[Stored entries]
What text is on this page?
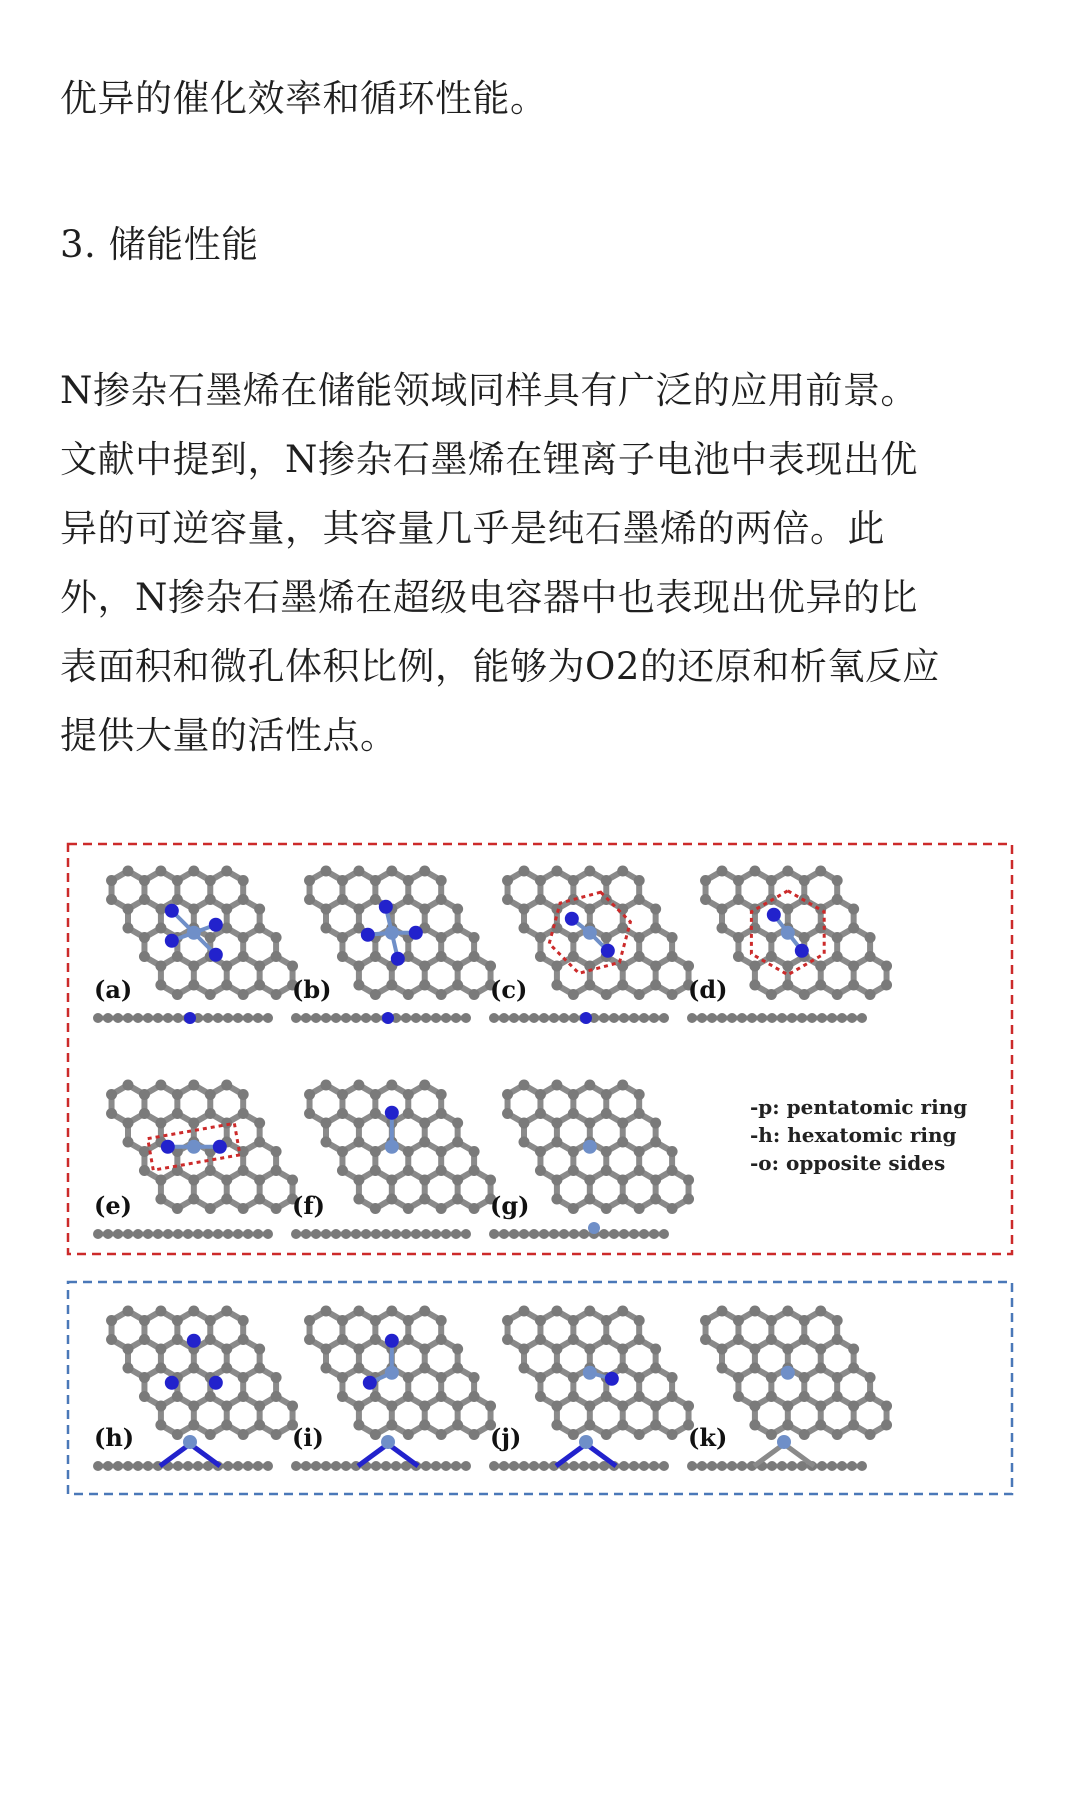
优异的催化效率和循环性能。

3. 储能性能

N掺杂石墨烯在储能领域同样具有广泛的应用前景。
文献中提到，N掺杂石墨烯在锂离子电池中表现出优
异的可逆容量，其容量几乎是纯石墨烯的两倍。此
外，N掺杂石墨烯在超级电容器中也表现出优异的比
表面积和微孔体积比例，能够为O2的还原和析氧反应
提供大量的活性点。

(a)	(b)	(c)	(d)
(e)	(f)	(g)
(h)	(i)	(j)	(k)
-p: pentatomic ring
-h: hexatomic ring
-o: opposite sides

==

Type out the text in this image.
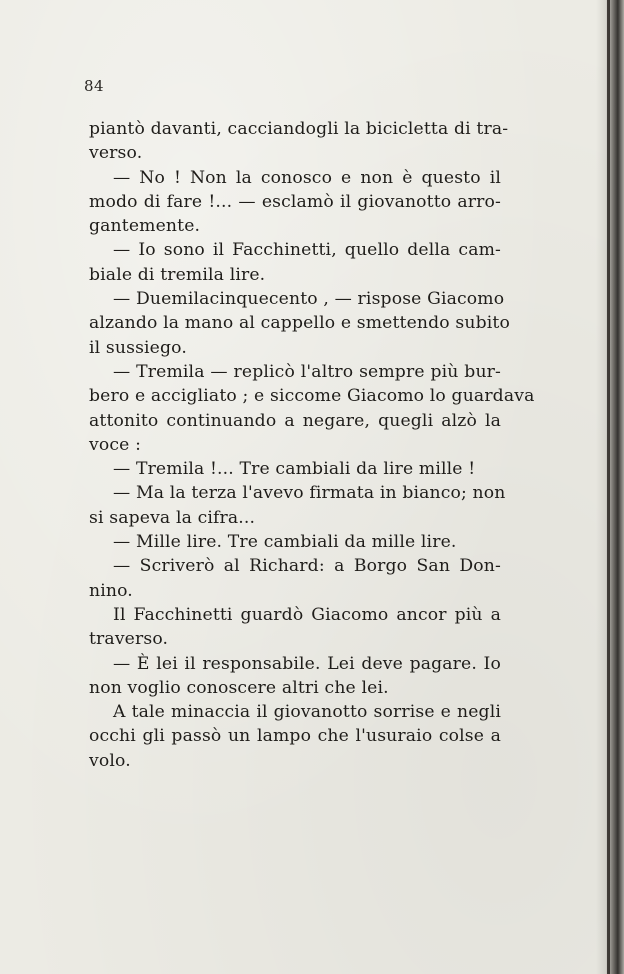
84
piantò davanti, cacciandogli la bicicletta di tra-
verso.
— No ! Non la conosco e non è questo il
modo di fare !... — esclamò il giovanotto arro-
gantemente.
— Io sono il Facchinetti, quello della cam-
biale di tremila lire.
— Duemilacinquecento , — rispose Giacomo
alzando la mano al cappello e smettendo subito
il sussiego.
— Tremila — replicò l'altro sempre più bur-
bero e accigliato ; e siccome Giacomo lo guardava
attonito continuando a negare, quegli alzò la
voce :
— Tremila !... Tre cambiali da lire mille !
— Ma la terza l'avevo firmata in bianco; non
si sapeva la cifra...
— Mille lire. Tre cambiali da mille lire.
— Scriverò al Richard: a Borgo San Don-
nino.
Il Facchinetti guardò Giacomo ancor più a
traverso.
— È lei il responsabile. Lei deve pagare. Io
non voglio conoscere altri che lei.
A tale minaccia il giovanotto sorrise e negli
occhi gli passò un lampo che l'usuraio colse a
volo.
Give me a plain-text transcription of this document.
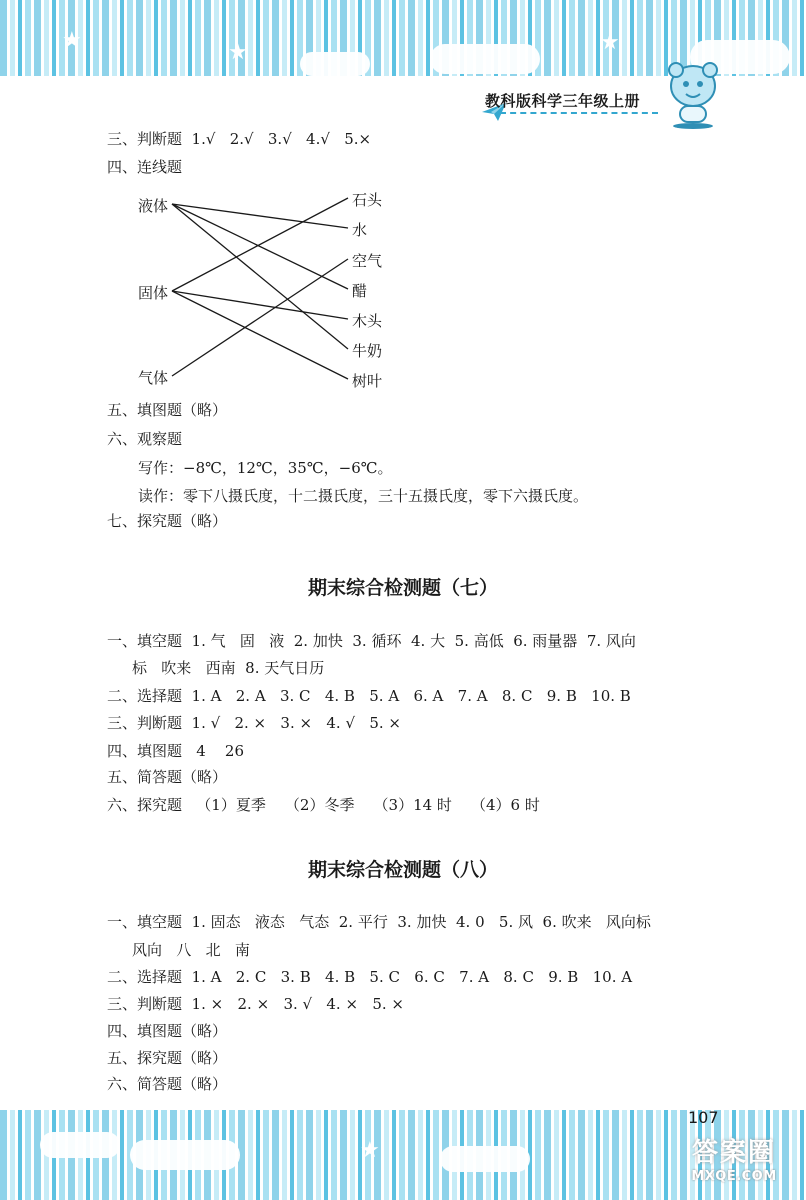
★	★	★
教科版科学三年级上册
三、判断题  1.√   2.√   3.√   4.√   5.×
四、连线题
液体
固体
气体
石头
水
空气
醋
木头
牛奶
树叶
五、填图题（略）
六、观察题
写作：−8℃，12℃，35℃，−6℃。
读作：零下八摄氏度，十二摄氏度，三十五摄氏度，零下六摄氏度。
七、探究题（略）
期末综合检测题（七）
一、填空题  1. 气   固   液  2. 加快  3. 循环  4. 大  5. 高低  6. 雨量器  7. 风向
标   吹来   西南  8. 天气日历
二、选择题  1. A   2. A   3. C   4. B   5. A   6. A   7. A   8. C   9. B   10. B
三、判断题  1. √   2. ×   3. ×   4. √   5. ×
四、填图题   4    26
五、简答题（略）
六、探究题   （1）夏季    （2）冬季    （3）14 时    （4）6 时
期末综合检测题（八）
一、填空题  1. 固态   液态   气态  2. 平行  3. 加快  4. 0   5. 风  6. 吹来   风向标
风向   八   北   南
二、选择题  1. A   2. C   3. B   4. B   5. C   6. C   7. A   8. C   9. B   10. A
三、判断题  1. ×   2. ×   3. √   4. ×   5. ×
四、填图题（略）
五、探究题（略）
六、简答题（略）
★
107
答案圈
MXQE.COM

What the task requires -
In the entries above, find each line with the word "cambiali" and show it.

Task answer -
— Tremila !... Tre cambiali da lire mille !
— Mille lire. Tre cambiali da mille lire.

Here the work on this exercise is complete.